■ WRITTEN REQUEST: Output a single figure: the number of lines in which the word "cannot" appears.

-------- RECORDS SUPPLIED

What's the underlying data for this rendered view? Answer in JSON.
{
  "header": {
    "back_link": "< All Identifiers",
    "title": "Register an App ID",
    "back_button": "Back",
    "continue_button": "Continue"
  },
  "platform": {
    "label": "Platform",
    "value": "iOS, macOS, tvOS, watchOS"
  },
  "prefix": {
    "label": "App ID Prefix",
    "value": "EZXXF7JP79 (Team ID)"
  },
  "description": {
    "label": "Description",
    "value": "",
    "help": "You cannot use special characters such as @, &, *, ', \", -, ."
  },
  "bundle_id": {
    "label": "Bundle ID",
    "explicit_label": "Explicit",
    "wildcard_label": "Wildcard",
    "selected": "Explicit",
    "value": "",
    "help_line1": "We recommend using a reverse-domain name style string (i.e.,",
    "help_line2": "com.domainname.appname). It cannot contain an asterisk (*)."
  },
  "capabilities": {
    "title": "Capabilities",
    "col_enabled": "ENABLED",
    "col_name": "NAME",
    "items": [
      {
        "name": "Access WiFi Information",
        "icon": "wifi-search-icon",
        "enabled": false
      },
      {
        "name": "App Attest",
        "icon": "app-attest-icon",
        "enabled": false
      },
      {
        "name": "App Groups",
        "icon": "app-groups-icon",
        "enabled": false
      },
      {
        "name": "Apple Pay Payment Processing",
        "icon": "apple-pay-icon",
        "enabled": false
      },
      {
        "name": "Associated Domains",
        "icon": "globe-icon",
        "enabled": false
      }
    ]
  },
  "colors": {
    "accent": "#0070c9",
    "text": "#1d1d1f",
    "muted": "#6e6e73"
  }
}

----------------

■ SOLUTION TO THIS TASK: 2